▸ **Stated task**: Gather every line below where "speakers" appears.
START
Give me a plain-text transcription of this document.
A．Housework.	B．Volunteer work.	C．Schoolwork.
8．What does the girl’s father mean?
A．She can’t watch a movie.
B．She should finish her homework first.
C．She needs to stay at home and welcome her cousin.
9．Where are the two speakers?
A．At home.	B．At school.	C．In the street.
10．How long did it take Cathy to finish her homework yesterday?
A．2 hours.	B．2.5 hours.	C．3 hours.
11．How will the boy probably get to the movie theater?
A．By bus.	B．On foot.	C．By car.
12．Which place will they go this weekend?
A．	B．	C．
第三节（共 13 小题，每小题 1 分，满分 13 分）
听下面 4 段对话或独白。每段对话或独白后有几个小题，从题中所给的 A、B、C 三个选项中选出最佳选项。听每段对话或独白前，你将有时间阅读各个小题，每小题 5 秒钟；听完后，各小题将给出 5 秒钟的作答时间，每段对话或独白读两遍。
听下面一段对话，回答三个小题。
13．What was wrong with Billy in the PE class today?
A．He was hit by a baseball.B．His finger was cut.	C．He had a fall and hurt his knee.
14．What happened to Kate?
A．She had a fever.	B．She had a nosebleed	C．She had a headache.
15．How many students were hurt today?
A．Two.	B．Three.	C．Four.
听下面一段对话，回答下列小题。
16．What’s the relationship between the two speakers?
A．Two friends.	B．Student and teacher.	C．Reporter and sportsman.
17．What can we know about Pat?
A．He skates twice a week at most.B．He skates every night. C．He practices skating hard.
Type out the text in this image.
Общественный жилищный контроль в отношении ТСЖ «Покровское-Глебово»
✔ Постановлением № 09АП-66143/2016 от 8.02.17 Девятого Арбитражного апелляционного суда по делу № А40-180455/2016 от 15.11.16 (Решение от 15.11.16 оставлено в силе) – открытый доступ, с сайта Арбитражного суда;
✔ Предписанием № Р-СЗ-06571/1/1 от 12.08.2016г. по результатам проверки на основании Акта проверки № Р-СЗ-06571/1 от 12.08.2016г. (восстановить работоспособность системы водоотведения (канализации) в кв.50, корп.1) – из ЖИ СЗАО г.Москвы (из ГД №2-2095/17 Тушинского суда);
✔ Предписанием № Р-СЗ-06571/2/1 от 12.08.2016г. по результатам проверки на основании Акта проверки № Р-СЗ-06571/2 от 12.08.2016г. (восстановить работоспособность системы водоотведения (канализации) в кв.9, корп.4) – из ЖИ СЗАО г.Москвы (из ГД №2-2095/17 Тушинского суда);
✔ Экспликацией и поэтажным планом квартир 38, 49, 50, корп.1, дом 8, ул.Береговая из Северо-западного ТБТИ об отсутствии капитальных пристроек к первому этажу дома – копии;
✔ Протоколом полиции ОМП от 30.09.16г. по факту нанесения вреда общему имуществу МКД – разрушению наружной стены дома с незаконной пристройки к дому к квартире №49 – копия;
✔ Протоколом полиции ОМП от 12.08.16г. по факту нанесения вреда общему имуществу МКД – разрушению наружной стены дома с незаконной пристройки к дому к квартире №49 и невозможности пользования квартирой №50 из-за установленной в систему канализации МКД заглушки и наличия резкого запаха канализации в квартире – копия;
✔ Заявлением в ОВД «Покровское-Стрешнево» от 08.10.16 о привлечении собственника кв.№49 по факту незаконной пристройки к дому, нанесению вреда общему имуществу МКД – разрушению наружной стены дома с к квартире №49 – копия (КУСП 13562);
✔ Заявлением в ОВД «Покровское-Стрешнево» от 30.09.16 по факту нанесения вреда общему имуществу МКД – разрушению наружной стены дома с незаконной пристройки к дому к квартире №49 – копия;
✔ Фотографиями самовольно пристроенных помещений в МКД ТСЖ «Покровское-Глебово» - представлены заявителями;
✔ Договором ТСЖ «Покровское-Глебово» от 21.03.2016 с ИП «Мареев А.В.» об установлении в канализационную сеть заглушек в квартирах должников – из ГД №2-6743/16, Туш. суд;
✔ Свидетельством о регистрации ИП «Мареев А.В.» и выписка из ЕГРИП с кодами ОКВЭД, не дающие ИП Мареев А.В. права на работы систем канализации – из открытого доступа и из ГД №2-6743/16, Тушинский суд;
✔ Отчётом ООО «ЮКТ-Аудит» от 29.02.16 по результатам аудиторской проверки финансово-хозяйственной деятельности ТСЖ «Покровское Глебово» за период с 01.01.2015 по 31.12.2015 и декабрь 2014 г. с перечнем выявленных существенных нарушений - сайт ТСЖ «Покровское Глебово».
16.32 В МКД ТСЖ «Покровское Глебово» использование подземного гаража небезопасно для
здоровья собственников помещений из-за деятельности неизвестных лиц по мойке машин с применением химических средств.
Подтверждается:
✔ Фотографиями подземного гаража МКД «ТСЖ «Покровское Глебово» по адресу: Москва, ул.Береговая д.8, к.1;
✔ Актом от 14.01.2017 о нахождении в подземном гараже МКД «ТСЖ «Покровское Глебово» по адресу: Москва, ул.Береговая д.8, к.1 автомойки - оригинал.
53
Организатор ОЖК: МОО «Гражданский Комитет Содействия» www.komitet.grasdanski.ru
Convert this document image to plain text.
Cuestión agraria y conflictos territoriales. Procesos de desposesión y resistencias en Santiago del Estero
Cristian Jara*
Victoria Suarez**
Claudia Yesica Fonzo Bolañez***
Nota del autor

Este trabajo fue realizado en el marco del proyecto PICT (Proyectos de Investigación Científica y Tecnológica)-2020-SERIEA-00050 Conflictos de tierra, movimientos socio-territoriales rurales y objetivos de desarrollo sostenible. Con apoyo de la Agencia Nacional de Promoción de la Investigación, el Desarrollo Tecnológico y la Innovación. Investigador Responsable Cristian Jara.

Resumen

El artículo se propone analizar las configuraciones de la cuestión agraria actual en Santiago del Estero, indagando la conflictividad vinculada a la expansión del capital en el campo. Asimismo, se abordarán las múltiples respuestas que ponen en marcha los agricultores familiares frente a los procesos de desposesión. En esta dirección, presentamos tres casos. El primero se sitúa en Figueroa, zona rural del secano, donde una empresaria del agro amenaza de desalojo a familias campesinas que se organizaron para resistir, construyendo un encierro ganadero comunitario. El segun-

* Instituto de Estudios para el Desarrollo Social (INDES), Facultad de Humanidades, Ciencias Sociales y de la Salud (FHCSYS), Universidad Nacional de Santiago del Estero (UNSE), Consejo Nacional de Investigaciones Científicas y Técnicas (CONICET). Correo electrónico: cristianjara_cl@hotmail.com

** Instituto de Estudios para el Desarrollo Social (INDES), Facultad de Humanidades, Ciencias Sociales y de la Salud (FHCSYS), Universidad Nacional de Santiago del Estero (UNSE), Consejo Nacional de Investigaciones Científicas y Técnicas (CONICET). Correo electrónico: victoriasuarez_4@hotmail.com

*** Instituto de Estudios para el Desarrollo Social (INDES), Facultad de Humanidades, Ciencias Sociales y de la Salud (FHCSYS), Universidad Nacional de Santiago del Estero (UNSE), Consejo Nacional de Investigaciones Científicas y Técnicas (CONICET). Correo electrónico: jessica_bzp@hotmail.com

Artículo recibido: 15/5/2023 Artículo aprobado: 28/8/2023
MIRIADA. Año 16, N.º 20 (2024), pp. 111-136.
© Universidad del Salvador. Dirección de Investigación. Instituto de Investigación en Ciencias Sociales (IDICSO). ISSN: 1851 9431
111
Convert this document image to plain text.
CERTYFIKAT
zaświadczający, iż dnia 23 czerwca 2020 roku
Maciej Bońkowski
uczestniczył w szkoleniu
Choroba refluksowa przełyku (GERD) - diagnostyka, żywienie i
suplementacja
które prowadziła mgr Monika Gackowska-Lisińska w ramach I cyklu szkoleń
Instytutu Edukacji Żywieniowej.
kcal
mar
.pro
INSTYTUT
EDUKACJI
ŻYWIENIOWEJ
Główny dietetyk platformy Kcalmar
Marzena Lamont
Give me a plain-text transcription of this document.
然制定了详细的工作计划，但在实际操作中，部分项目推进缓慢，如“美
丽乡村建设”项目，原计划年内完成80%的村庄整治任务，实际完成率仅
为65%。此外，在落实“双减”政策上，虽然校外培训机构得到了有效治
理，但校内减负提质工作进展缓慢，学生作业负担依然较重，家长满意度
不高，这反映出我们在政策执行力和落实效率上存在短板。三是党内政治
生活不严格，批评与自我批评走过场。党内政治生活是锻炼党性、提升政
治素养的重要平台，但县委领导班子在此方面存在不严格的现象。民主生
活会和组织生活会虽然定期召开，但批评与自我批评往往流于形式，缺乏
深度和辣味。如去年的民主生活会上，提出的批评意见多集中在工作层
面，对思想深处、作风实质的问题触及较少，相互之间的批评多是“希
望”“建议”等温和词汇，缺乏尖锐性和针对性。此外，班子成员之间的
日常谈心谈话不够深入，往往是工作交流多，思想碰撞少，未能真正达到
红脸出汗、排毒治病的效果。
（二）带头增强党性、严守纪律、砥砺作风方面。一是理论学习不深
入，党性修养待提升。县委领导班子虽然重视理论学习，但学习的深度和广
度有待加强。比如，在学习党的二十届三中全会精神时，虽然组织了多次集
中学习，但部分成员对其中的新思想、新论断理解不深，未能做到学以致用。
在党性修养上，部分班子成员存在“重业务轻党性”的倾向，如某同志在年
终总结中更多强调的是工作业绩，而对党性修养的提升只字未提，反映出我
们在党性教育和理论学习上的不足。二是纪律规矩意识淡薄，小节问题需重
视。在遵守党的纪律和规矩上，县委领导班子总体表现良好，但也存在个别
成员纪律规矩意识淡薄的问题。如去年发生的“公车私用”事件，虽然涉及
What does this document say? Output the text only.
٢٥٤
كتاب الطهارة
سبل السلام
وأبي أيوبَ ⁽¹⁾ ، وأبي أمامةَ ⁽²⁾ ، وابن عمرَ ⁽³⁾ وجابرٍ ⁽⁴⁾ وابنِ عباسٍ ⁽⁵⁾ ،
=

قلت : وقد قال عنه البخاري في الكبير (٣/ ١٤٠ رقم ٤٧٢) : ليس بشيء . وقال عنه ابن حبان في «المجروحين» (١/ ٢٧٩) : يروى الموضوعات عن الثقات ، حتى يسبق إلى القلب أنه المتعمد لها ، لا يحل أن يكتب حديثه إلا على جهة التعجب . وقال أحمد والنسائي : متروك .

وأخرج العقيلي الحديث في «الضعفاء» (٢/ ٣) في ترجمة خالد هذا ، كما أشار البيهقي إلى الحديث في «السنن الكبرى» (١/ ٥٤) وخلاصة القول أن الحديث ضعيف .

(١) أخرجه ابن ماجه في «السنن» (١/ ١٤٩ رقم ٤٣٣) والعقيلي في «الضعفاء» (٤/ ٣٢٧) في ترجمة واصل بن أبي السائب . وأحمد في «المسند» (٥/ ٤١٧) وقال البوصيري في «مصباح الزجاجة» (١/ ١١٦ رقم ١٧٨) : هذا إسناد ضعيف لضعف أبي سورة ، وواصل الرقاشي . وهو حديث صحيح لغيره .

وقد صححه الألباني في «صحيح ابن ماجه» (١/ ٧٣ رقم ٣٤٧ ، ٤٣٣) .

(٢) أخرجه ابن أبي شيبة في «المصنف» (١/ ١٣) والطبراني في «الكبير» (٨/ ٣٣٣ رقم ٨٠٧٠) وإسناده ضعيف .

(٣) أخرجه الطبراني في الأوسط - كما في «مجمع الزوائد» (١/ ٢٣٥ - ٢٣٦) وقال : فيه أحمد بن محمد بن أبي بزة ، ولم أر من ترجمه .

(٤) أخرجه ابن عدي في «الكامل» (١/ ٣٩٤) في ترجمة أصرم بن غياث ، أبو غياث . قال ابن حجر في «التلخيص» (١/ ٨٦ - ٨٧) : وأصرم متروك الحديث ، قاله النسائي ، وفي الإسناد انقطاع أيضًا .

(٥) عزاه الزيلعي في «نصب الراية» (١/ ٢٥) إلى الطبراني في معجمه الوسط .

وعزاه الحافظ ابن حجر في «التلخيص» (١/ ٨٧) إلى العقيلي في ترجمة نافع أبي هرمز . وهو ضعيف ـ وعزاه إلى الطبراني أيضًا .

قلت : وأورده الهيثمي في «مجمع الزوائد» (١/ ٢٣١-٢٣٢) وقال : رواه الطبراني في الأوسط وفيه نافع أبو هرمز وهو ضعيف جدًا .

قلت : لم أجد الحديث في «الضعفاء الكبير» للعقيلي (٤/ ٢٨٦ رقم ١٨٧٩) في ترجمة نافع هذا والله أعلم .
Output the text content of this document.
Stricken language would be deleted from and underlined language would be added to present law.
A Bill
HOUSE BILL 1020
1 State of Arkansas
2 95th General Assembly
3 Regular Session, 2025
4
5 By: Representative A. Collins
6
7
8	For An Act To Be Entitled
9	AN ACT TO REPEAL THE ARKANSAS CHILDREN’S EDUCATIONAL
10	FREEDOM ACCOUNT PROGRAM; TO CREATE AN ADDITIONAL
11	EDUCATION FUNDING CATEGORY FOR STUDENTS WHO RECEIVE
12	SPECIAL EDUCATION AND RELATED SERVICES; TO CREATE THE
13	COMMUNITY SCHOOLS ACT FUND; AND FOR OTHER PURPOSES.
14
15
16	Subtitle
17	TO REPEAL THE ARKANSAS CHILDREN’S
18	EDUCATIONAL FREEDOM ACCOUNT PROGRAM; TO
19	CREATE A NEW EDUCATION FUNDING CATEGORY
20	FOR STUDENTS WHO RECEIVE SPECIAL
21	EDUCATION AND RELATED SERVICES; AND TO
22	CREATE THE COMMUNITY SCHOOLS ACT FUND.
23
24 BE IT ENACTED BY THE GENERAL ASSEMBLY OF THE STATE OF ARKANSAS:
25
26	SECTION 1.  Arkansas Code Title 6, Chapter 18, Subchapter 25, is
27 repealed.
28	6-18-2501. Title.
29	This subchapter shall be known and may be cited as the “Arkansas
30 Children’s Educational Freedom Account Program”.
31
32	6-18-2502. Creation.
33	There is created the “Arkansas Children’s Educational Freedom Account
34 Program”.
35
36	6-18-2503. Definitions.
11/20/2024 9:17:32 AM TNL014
END
▸ **Correct answer**:
9．Where are the two speakers?
16．What’s the relationship between the two speakers?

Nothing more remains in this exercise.